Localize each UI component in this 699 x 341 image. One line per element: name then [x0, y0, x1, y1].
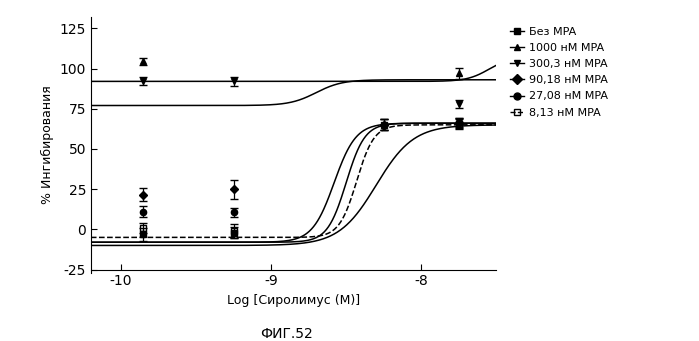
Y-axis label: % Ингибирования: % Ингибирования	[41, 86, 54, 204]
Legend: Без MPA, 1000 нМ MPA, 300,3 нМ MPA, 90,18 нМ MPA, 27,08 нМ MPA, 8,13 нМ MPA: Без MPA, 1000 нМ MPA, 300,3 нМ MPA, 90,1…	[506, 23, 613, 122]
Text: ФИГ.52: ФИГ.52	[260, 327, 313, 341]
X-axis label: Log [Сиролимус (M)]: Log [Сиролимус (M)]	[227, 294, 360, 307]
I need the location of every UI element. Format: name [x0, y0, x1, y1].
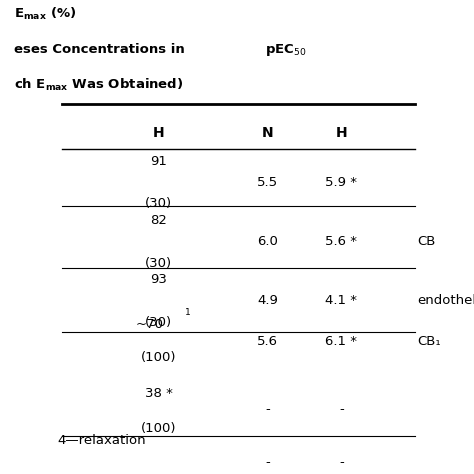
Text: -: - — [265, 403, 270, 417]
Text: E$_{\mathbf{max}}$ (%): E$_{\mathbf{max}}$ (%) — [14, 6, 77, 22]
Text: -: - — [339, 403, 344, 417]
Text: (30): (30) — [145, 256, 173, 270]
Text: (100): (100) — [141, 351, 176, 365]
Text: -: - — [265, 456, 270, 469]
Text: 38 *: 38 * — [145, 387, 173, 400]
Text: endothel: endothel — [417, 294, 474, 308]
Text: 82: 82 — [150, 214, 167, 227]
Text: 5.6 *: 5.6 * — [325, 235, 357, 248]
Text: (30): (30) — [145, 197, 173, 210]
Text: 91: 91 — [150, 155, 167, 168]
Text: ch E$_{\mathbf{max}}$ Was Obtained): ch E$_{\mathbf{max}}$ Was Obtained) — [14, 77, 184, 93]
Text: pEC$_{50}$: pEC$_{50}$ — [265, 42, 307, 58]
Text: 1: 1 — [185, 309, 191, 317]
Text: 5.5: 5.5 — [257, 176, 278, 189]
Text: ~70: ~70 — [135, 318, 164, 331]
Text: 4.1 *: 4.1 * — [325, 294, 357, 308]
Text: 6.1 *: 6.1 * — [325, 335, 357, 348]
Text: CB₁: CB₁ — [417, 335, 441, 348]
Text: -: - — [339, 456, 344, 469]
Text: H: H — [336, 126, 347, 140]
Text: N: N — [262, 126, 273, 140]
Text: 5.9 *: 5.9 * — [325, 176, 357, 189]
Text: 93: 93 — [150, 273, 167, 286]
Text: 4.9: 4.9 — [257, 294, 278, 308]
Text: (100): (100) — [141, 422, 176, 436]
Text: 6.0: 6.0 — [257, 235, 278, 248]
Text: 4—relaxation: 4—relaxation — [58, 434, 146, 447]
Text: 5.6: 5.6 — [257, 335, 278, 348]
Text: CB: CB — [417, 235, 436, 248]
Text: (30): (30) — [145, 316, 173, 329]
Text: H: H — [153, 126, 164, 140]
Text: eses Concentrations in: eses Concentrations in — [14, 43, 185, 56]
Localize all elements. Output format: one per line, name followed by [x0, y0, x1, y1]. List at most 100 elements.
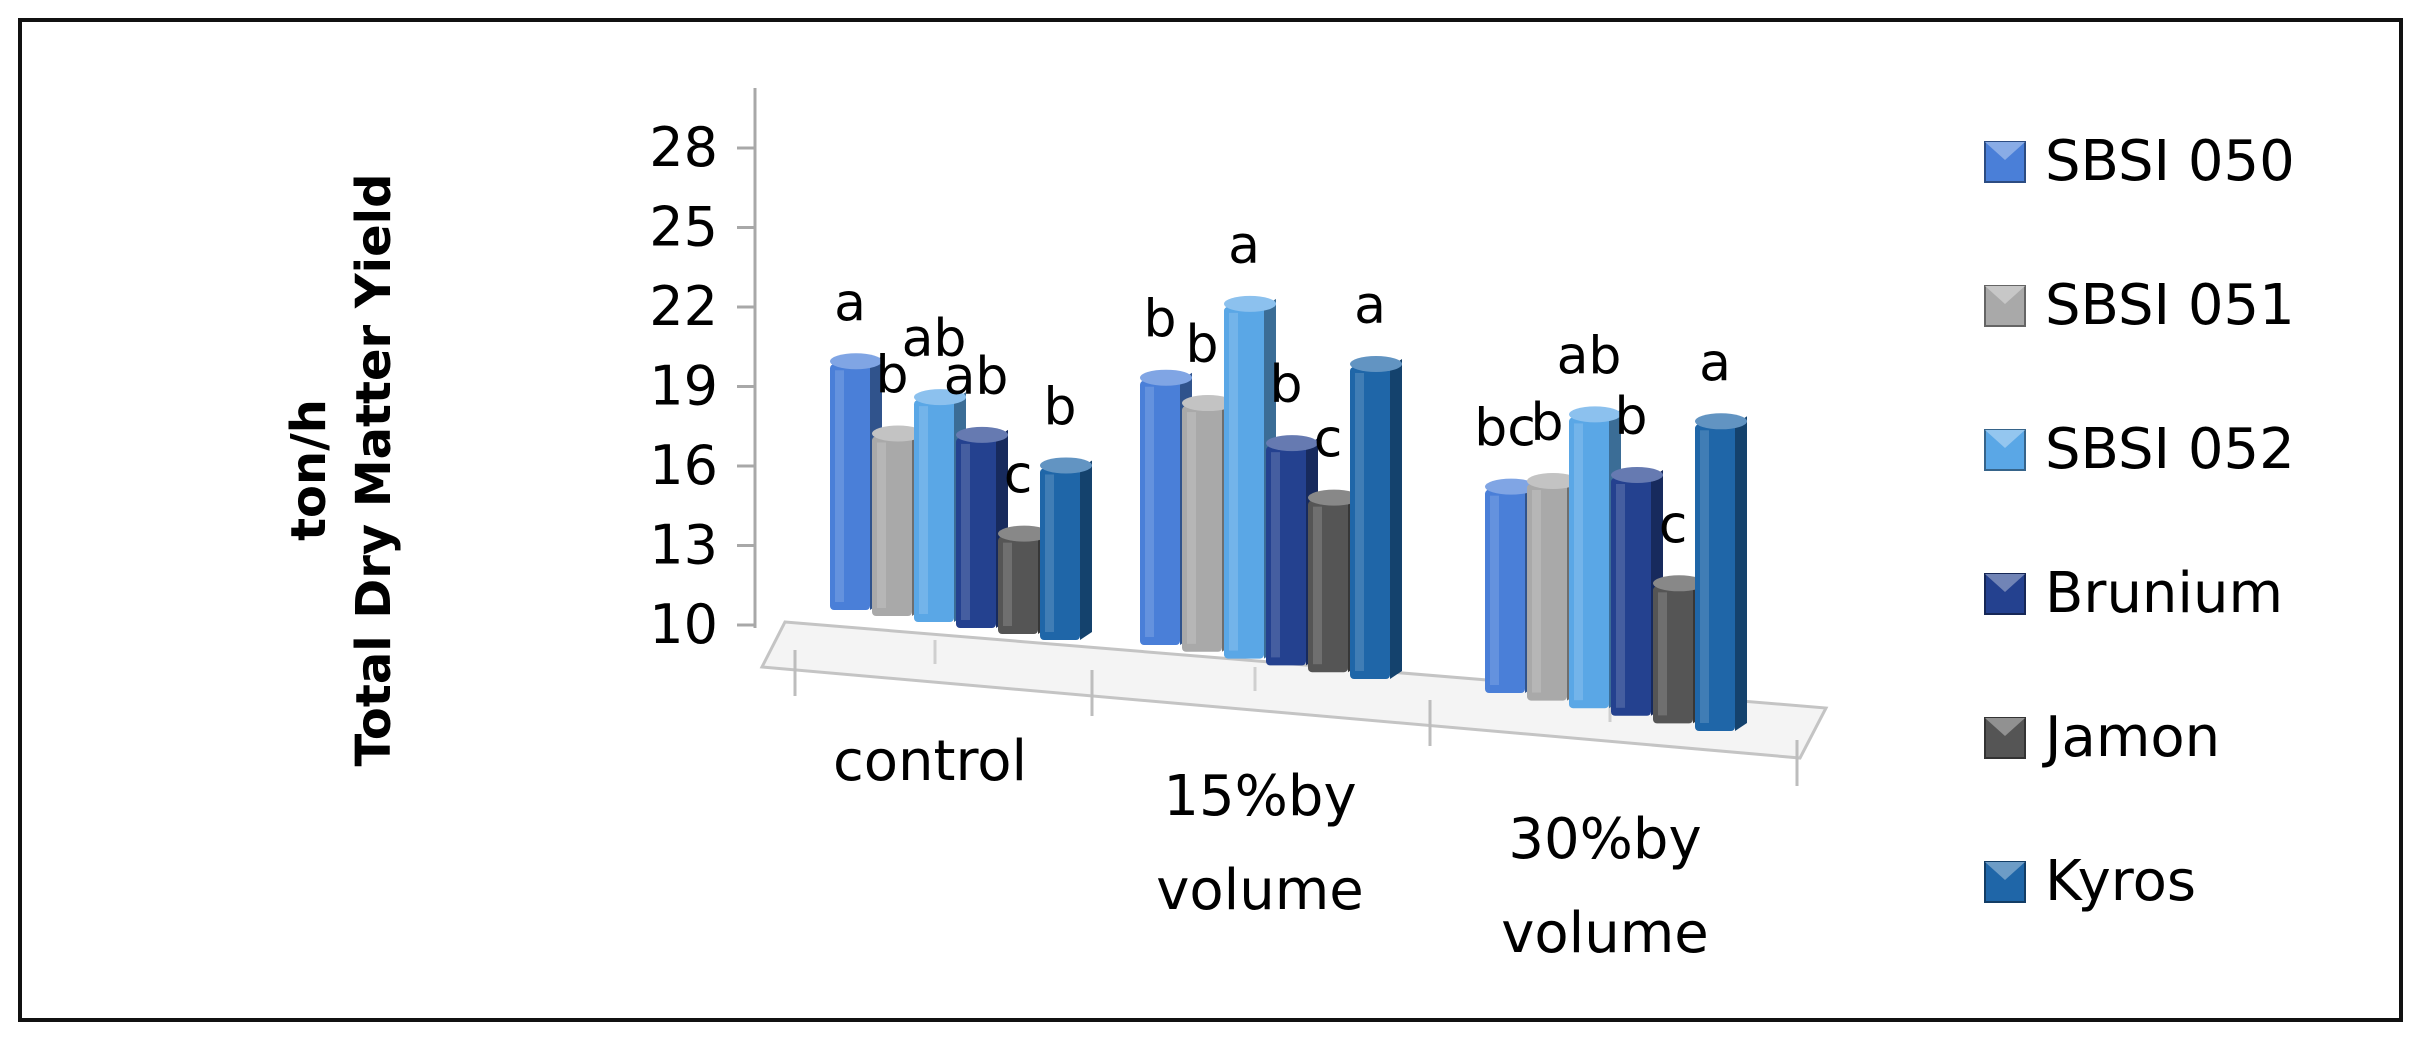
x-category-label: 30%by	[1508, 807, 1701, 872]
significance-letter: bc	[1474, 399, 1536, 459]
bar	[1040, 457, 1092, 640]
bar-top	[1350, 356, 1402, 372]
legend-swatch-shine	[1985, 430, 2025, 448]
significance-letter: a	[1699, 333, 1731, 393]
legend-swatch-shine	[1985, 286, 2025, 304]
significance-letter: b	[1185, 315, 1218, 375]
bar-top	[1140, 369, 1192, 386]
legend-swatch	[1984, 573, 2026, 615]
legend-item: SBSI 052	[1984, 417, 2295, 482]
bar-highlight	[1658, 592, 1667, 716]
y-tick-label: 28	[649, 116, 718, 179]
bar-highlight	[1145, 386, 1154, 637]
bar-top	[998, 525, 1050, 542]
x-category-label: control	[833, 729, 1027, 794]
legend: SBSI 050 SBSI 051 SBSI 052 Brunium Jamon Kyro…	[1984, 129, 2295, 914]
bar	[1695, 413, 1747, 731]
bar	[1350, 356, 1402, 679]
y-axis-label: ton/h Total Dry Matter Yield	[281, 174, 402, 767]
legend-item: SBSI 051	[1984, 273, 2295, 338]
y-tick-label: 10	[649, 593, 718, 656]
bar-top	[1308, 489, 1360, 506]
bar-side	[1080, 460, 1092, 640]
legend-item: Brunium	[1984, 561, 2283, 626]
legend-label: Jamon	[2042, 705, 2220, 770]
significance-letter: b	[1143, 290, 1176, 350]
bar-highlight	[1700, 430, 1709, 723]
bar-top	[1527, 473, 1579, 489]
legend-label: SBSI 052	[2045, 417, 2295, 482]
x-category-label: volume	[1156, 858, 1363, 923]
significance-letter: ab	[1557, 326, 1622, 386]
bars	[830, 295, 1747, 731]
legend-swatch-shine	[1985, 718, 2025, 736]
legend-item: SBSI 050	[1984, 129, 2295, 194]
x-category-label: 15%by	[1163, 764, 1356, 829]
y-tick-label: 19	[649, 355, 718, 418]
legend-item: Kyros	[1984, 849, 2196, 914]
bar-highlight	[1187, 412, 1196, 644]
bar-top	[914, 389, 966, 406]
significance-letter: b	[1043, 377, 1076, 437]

^^^^^^^^

■ Exercise ■
Convert the listing above into a Markdown table with the columns "Row" and "Entry", giving each line its own numbered row, omitting blank lines, and leaving out the pictures.

■ Answer for this exercise ■
| Row | Entry |
|---|---|
| 1 | Localize each UI component in this 699 x 341 image. One line per element: name then [x0, y0, x1, y1]. |
| 2 | Y-axis label: % Ингибирования: % Ингибирования	[41, 86, 54, 204] |
| 3 | Legend: Без MPA, 1000 нМ MPA, 300,3 нМ MPA, 90,18 нМ MPA, 27,08 нМ MPA, 8,13 нМ MPA: Без MPA, 1000 нМ MPA, 300,3 нМ MPA, 90,1…	[506, 23, 613, 122] |
| 4 | Text: ФИГ.52: ФИГ.52	[260, 327, 313, 341] |
| 5 | X-axis label: Log [Сиролимус (M)]: Log [Сиролимус (M)]	[227, 294, 360, 307] |
| 6 | I need the location of every UI element. Format: name [x0, y0, x1, y1]. |
| 7 | Text: -: - — [265, 403, 270, 417] |
| 8 | Text: E$_{\mathbf{max}}$ (%): E$_{\mathbf{max}}$ (%) — [14, 6, 77, 22] |
| 9 | Text: -: - — [339, 403, 344, 417] |
| 10 | Text: (30): (30) — [145, 256, 173, 270] |
| 11 | Text: (100): (100) — [141, 351, 176, 365] |
| 12 | Text: -: - — [265, 456, 270, 469] |
| 13 | Text: 38 *: 38 * — [145, 387, 173, 400] |
| 14 | Text: endothel: endothel — [417, 294, 474, 308] |
| 15 | Text: 82: 82 — [150, 214, 167, 227] |
| 16 | Text: 5.6 *: 5.6 * — [325, 235, 357, 248] |
| 17 | Text: (30): (30) — [145, 197, 173, 210] |
| 18 | Text: 91: 91 — [150, 155, 167, 168] |
| 19 | Text: ch E$_{\mathbf{max}}$ Was Obtained): ch E$_{\mathbf{max}}$ Was Obtained) — [14, 77, 184, 93] |
| 20 | Text: pEC$_{50}$: pEC$_{50}$ — [265, 42, 307, 58] |
| 21 | Text: 1: 1 — [185, 309, 191, 317] |
| 22 | Text: 5.5: 5.5 — [257, 176, 278, 189] |
| 23 | Text: ~70: ~70 — [135, 318, 164, 331] |
| 24 | Text: 4.1 *: 4.1 * — [325, 294, 357, 308] |
| 25 | Text: 6.1 *: 6.1 * — [325, 335, 357, 348] |
| 26 | Text: CB₁: CB₁ — [417, 335, 441, 348] |
| 27 | Text: -: - — [339, 456, 344, 469] |
| 28 | Text: H: H — [336, 126, 347, 140] |
| 29 | Text: N: N — [262, 126, 273, 140] |
| 30 | Text: 5.9 *: 5.9 * — [325, 176, 357, 189] |
| 31 | Text: 93: 93 — [150, 273, 167, 286] |
| 32 | Text: 4.9: 4.9 — [257, 294, 278, 308] |
| 33 | Text: (100): (100) — [141, 422, 176, 436] |
| 34 | Text: 6.0: 6.0 — [257, 235, 278, 248] |
| 35 | Text: 4—relaxation: 4—relaxation — [58, 434, 146, 447] |
| 36 | Text: 5.6: 5.6 — [257, 335, 278, 348] |
| 37 | Text: CB: CB — [417, 235, 436, 248] |
| 38 | Text: (30): (30) — [145, 316, 173, 329] |
| 39 | Text: H: H — [153, 126, 164, 140] |
| 40 | Text: eses Concentrations in: eses Concentrations in — [14, 43, 185, 56] |
| 41 | Localize all elements. Output format: one per line, name followed by [x0, y0, x1, y1]. List at most 100 elements. |
| 42 | x-category-label: 30%by	[1508, 807, 1701, 872] |
| 43 | significance-letter: bc	[1474, 399, 1536, 459] |
| 44 | bar	[1040, 457, 1092, 640] |
| 45 | bar-top	[1350, 356, 1402, 372] |
| 46 | legend-swatch-shine	[1985, 430, 2025, 448] |
| 47 | significance-letter: a	[1699, 333, 1731, 393] |
| 48 | legend-swatch-shine	[1985, 286, 2025, 304] |
| 49 | significance-letter: b	[1185, 315, 1218, 375] |
| 50 | bar-top	[1140, 369, 1192, 386] |
| 51 | legend-swatch	[1984, 573, 2026, 615] |
| 52 | legend-item: SBSI 052	[1984, 417, 2295, 482] |
| 53 | bar-highlight	[1658, 592, 1667, 716] |
| 54 | y-tick-label: 28	[649, 116, 718, 179] |
| 55 | bar-highlight	[1145, 386, 1154, 637] |
| 56 | bar-top	[998, 525, 1050, 542] |
| 57 | x-category-label: control	[833, 729, 1027, 794] |
| 58 | legend: SBSI 050 SBSI 051 SBSI 052 Brunium Jamon Kyro…	[1984, 129, 2295, 914] |
| 59 | bar	[1695, 413, 1747, 731] |
| 60 | bar	[1350, 356, 1402, 679] |
| 61 | y-axis-label: ton/h Total Dry Matter Yield	[281, 174, 402, 767] |
| 62 | legend-item: SBSI 051	[1984, 273, 2295, 338] |
| 63 | y-tick-label: 10	[649, 593, 718, 656] |
| 64 | bar-top	[1308, 489, 1360, 506] |
| 65 | bar-side	[1080, 460, 1092, 640] |
| 66 | legend-item: Brunium	[1984, 561, 2283, 626] |
| 67 | legend-label: Jamon	[2042, 705, 2220, 770] |
| 68 | significance-letter: b	[1143, 290, 1176, 350] |
| 69 | bar-highlight	[1700, 430, 1709, 723] |
| 70 | bar-top	[1527, 473, 1579, 489] |
| 71 | legend-label: SBSI 052	[2045, 417, 2295, 482] |
| 72 | x-category-label: volume	[1156, 858, 1363, 923] |
| 73 | significance-letter: ab	[1557, 326, 1622, 386] |
| 74 | bars	[830, 295, 1747, 731] |
| 75 | legend-swatch-shine	[1985, 718, 2025, 736] |
| 76 | legend-item: SBSI 050	[1984, 129, 2295, 194] |
| 77 | x-category-label: 15%by	[1163, 764, 1356, 829] |
| 78 | y-tick-label: 19	[649, 355, 718, 418] |
| 79 | legend-item: Kyros	[1984, 849, 2196, 914] |
| 80 | bar-highlight	[1187, 412, 1196, 644] |
| 81 | bar-top	[914, 389, 966, 406] |
| 82 | significance-letter: b	[1043, 377, 1076, 437] |